TASK DETAILS:
Give the number of lines containing the word "this", and nothing else.

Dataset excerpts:
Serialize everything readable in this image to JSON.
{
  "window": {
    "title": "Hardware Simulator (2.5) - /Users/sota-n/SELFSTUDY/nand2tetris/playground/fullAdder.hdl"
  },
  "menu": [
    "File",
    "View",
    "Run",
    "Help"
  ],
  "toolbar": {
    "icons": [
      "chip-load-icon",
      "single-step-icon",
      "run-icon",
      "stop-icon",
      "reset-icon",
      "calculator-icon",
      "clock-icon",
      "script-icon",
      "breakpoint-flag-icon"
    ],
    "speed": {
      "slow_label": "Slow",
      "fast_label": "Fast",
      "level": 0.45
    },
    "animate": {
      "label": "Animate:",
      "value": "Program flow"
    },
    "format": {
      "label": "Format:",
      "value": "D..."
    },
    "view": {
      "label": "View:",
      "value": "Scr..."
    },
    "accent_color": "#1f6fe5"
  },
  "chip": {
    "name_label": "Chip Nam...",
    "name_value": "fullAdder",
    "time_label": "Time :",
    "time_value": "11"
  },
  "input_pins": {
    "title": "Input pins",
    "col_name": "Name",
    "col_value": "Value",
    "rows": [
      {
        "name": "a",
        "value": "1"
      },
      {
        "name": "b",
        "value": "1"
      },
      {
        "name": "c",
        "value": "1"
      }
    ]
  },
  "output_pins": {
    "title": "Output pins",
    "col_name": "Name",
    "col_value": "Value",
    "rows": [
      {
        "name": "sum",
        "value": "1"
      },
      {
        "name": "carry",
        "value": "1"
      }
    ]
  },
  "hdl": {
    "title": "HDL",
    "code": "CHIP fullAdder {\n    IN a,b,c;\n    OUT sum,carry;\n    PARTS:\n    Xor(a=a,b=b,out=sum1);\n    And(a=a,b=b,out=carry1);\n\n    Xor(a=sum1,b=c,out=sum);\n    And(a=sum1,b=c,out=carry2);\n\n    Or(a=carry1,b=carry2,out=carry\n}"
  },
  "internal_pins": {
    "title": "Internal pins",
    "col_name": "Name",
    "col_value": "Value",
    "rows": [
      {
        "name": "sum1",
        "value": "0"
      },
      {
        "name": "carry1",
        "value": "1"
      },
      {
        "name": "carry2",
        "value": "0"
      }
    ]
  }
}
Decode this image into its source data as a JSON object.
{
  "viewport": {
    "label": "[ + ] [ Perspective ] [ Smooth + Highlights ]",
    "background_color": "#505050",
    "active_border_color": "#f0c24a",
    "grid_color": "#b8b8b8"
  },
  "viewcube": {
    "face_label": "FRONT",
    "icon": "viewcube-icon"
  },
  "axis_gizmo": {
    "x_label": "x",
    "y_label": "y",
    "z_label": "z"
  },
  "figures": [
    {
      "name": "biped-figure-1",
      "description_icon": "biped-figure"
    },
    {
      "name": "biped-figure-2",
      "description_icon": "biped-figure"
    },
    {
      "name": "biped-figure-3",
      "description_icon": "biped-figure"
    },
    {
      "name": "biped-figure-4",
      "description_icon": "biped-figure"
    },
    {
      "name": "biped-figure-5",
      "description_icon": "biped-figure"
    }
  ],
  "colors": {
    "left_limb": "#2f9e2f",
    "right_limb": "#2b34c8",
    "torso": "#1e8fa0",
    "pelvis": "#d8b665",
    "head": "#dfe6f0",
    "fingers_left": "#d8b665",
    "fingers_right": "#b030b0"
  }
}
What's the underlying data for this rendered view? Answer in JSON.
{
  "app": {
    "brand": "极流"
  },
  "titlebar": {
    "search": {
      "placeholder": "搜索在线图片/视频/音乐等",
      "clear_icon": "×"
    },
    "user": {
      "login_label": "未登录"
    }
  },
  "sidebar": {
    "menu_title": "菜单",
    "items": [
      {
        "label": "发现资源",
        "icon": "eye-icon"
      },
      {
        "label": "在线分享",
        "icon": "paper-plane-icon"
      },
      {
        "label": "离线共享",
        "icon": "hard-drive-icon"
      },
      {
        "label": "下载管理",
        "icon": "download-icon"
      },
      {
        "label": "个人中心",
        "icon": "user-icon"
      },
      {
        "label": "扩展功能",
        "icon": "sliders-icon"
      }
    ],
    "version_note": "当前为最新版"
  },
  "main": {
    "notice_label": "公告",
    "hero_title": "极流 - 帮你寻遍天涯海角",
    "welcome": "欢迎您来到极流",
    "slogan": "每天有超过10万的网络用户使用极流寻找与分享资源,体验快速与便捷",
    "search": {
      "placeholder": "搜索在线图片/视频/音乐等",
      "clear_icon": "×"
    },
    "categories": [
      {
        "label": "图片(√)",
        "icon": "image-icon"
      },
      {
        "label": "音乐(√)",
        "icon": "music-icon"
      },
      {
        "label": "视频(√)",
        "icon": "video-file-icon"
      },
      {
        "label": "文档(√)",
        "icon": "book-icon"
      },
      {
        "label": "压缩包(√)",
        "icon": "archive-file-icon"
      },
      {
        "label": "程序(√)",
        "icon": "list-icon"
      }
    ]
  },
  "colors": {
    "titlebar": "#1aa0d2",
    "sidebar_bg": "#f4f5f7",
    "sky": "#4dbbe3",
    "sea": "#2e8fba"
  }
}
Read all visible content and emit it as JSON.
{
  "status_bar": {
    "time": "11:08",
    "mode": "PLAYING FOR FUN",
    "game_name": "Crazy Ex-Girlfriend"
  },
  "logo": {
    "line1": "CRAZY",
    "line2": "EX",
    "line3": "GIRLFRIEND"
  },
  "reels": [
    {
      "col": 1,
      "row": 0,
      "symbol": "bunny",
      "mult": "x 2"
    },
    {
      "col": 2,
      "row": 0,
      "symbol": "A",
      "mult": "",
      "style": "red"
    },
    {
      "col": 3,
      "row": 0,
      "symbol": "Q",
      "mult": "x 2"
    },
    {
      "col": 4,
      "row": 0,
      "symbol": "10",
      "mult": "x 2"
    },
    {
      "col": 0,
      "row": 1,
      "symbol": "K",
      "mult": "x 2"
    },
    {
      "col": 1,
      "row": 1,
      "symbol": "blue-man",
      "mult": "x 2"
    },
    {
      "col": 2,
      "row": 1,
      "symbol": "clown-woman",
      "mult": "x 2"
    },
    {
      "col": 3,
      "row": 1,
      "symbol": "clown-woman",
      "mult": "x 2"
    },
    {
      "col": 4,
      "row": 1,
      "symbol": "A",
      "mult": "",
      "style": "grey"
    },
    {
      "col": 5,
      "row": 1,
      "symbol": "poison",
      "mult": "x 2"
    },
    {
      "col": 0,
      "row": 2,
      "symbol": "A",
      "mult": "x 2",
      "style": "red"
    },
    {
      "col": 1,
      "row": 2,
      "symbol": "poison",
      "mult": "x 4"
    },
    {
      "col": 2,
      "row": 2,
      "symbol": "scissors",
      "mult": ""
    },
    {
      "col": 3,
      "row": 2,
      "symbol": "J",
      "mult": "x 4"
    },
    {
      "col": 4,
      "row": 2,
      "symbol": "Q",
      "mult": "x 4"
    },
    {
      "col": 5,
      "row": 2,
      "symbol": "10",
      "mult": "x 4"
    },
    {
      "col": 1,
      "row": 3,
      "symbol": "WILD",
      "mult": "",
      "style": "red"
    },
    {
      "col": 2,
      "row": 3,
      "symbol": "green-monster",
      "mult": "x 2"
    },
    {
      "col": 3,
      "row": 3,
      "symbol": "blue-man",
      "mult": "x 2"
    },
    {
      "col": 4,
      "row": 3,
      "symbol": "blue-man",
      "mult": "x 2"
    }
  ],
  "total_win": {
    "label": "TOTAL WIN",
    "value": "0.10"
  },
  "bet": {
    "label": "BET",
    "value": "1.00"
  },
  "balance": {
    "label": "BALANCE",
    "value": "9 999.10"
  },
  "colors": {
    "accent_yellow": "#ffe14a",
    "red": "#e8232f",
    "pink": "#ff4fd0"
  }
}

WRITTEN REPLY:
3